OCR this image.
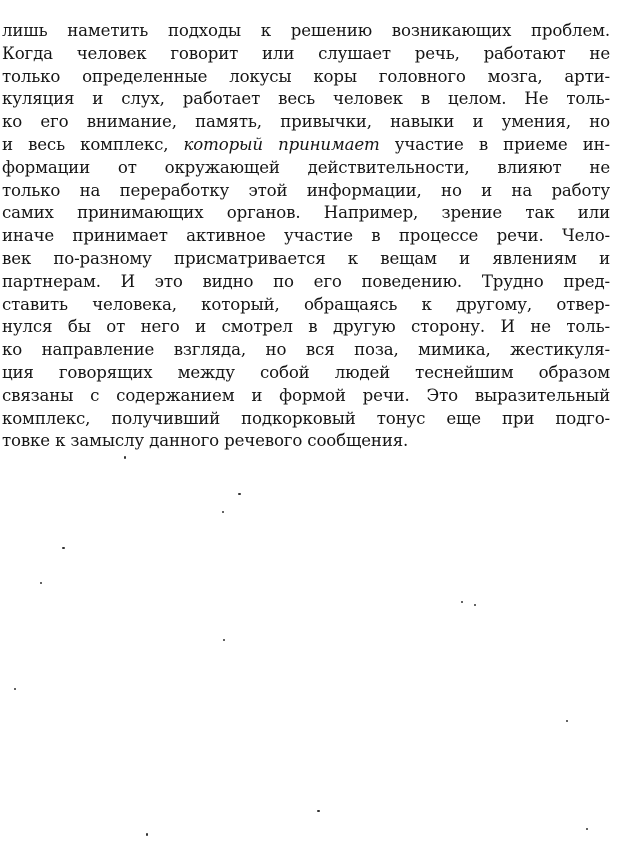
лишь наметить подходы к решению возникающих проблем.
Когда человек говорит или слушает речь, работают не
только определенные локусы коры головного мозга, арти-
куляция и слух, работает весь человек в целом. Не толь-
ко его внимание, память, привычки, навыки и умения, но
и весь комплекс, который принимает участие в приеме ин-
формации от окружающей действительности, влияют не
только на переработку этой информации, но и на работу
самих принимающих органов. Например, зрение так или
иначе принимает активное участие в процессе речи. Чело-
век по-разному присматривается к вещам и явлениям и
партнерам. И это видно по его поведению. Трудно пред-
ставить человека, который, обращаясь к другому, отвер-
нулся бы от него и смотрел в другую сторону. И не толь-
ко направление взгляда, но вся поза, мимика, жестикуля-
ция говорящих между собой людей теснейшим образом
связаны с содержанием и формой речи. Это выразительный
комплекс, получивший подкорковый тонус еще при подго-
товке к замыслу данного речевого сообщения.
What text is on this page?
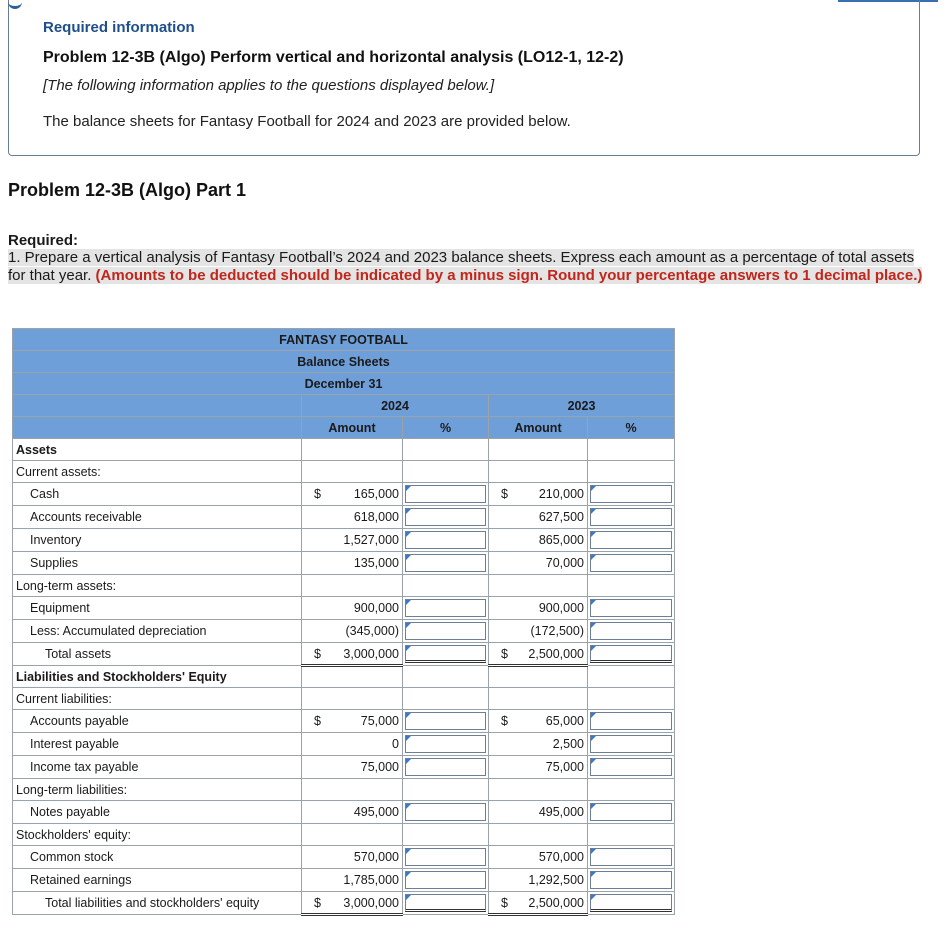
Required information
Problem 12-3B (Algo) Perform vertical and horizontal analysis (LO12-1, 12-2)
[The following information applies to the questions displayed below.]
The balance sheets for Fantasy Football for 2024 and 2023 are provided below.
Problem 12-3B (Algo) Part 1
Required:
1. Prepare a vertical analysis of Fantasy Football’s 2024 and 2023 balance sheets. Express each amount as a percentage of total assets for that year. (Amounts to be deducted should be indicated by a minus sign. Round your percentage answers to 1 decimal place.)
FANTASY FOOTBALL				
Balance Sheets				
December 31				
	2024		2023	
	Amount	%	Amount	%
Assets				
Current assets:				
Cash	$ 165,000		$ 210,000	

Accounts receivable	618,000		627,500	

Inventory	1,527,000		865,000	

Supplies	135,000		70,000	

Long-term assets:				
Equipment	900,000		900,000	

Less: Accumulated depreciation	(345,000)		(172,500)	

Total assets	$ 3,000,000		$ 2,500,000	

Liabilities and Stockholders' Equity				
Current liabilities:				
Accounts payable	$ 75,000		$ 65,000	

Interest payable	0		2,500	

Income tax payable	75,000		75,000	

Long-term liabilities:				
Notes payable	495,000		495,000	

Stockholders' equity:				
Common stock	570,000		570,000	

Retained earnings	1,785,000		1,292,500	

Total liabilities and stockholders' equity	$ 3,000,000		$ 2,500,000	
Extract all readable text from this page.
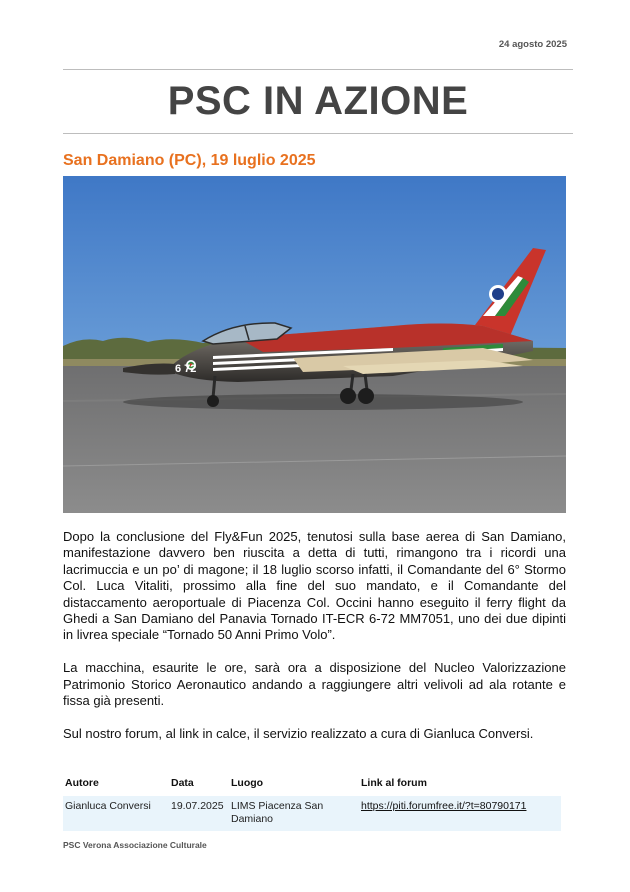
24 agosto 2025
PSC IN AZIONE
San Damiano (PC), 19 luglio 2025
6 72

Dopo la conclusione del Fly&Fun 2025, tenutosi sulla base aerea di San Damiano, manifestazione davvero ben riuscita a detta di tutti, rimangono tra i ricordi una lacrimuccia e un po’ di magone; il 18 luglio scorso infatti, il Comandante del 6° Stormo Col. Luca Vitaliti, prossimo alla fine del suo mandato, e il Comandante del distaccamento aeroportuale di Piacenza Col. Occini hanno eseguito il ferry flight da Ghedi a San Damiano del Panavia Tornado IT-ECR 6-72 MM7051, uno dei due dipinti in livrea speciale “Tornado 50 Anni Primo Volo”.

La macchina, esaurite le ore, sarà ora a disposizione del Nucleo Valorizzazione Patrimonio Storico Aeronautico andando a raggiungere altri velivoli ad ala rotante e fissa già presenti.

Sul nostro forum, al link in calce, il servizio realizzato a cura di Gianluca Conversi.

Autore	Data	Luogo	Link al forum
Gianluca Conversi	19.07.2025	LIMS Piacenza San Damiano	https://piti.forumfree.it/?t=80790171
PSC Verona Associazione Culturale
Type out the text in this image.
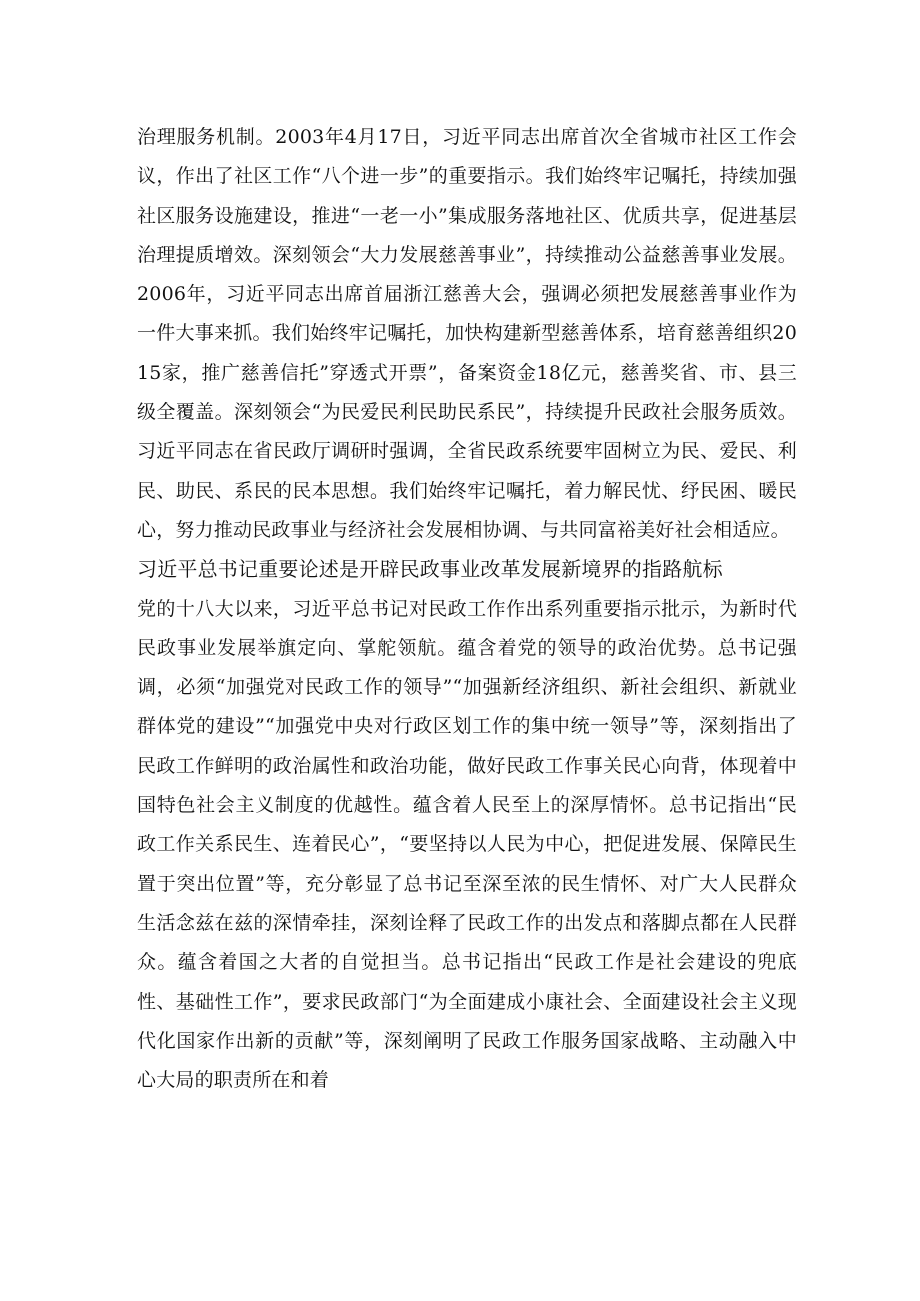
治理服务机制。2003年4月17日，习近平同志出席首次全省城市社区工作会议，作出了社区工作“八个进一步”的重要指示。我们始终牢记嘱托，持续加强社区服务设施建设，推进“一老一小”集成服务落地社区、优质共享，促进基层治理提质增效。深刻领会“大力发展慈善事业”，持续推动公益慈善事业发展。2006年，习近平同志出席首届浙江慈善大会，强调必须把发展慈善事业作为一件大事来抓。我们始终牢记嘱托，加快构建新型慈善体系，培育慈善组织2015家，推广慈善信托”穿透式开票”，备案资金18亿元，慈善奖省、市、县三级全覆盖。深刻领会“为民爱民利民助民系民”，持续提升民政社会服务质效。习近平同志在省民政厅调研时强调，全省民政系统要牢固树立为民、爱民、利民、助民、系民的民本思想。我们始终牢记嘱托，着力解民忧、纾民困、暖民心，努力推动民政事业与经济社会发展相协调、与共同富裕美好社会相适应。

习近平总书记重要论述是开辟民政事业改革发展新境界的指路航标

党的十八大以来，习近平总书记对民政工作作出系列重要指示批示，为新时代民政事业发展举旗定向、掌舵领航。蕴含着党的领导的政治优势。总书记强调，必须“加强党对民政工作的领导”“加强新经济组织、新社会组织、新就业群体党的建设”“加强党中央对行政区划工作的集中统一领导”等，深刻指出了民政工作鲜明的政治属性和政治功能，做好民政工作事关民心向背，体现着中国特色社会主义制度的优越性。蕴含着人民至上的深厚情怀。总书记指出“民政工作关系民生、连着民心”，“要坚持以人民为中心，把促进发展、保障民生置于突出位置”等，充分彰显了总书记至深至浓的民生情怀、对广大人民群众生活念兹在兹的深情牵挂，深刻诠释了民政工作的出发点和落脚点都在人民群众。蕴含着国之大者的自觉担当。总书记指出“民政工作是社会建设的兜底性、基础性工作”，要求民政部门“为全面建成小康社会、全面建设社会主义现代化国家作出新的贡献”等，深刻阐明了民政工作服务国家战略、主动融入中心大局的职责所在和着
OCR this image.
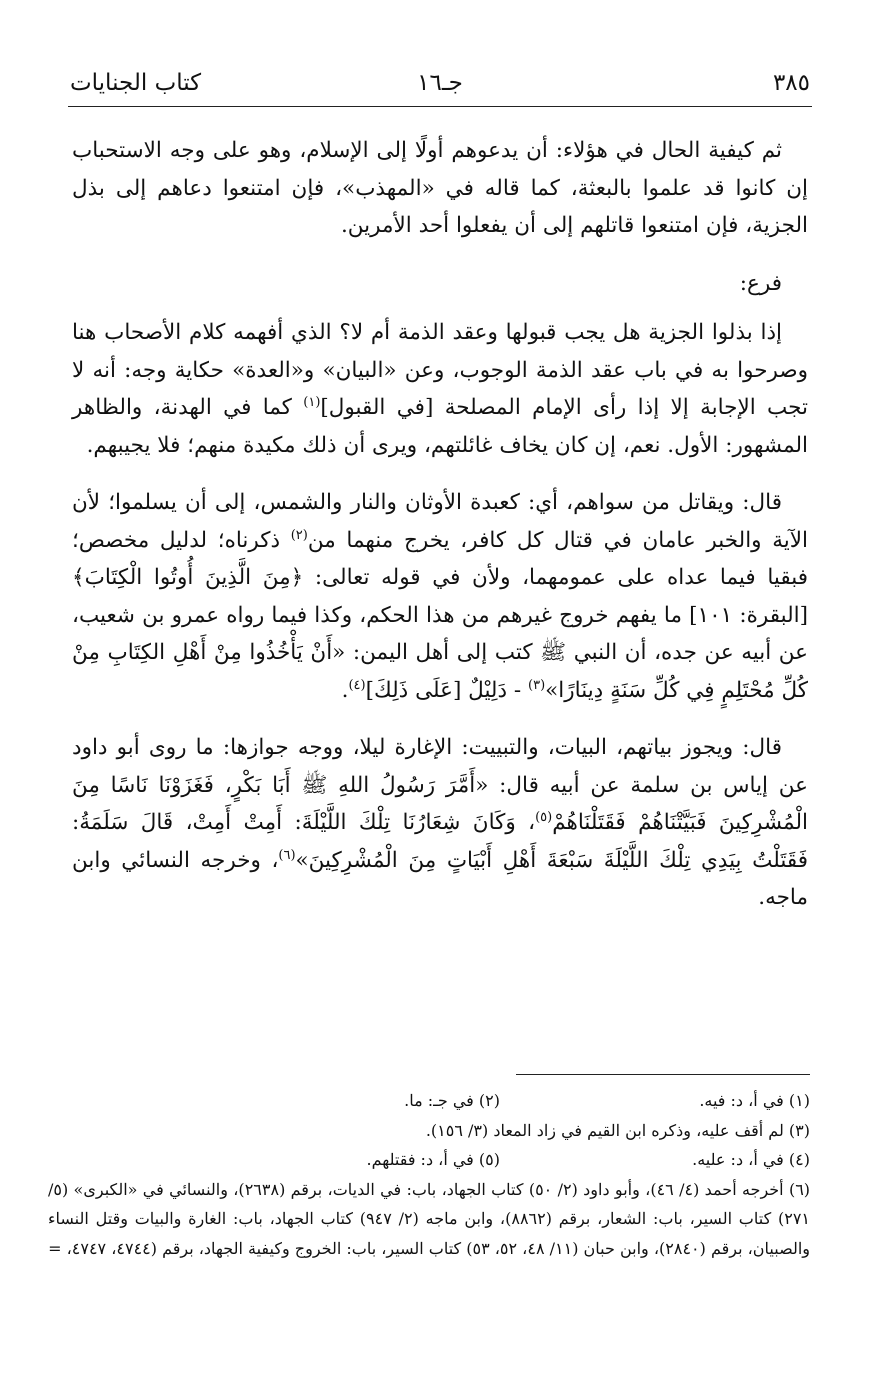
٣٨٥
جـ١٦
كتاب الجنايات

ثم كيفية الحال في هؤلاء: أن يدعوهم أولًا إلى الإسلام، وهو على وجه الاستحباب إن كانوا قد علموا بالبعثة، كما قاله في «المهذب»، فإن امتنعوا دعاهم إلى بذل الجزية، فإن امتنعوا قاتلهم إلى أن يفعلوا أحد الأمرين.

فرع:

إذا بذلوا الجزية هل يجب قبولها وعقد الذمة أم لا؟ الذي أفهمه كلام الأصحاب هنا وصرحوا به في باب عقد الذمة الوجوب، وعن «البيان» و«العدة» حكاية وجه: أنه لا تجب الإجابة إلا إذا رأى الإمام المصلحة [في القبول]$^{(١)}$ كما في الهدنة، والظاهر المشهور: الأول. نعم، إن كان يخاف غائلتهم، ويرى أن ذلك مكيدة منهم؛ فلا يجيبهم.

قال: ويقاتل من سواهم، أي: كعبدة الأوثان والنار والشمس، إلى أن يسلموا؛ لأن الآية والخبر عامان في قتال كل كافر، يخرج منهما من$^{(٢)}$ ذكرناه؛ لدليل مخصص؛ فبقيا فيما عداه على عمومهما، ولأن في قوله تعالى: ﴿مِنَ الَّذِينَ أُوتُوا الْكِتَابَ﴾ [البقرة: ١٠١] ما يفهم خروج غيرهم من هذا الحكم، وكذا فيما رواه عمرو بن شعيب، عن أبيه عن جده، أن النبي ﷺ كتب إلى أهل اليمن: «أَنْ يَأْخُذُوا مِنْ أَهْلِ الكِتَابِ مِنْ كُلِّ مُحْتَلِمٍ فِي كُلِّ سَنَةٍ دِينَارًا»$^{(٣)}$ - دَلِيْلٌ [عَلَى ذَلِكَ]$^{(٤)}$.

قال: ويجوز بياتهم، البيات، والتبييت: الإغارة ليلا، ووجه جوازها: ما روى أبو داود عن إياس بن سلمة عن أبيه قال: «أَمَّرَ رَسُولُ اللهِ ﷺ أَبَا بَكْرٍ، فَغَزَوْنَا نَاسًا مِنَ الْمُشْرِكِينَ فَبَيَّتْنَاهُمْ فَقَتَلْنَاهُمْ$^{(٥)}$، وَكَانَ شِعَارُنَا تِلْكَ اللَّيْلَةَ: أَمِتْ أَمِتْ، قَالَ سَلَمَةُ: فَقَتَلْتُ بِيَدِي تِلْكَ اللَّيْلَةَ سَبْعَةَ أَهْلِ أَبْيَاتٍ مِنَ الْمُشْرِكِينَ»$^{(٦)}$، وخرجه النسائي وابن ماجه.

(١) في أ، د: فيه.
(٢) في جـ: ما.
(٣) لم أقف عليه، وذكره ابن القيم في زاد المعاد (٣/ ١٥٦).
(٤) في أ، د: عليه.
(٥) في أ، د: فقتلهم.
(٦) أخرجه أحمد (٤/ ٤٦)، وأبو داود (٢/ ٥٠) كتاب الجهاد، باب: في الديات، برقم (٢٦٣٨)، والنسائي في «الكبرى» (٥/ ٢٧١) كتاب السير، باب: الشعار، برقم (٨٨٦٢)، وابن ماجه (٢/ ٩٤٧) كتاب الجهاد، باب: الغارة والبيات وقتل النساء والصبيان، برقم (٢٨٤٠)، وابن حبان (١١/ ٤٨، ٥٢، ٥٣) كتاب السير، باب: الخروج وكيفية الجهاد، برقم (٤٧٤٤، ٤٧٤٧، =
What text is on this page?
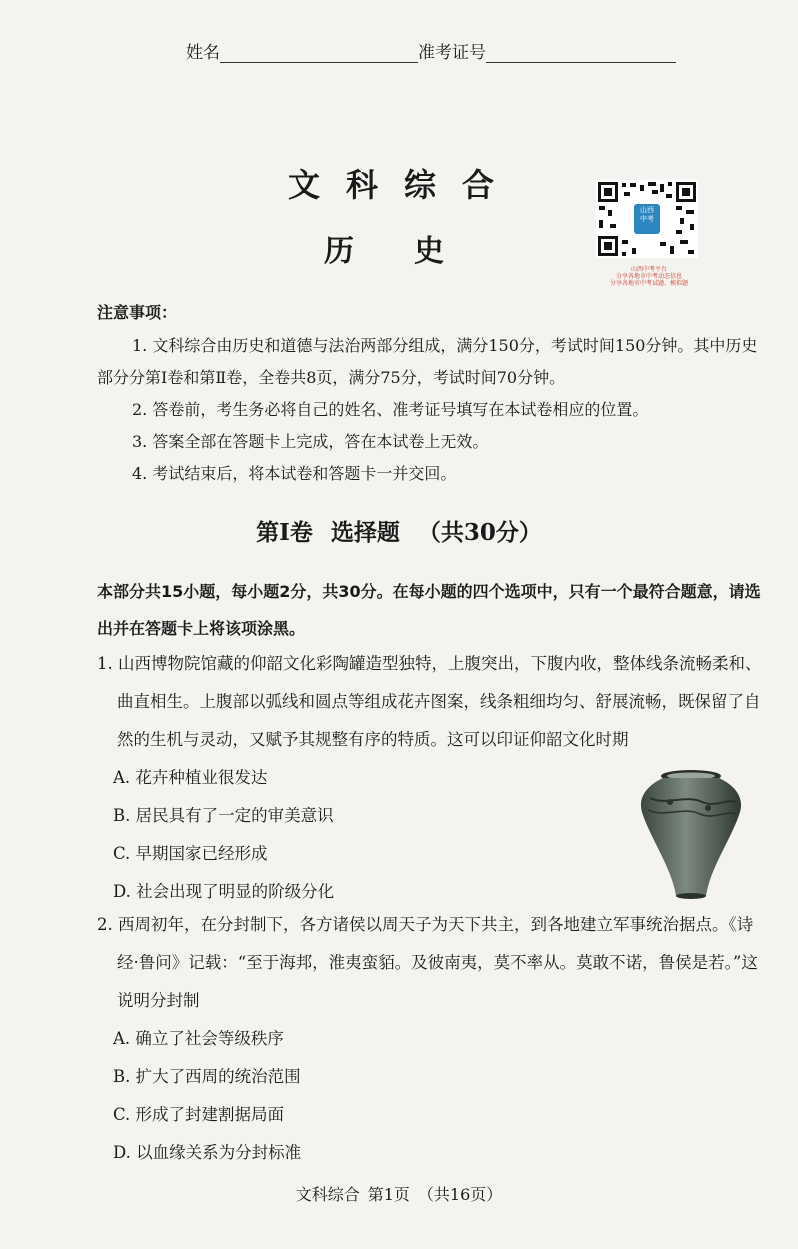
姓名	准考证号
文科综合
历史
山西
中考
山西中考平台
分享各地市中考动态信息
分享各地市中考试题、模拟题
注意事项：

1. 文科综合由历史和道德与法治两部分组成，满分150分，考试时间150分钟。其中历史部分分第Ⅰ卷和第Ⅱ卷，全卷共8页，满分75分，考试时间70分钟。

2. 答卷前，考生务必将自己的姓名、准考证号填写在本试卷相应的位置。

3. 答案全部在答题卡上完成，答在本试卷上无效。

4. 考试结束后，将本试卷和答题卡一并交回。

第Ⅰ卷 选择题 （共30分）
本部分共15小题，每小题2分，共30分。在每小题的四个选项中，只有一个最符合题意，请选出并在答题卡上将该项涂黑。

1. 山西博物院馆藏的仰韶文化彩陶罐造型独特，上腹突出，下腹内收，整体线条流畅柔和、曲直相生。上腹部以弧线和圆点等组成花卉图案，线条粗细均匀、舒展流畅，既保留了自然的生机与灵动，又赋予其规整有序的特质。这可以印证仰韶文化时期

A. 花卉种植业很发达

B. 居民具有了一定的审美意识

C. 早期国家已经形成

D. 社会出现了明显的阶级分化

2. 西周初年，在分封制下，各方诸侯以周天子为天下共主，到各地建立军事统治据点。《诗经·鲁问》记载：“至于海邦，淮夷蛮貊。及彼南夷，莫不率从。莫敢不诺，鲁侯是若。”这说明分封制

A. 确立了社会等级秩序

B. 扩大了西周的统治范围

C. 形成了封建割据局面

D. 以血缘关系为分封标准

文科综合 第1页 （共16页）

→ To be done
Pull out every line containing "Algo".

→ Output for this task
Problem 12-3B (Algo) Perform vertical and horizontal analysis (LO12-1, 12-2)
Problem 12-3B (Algo) Part 1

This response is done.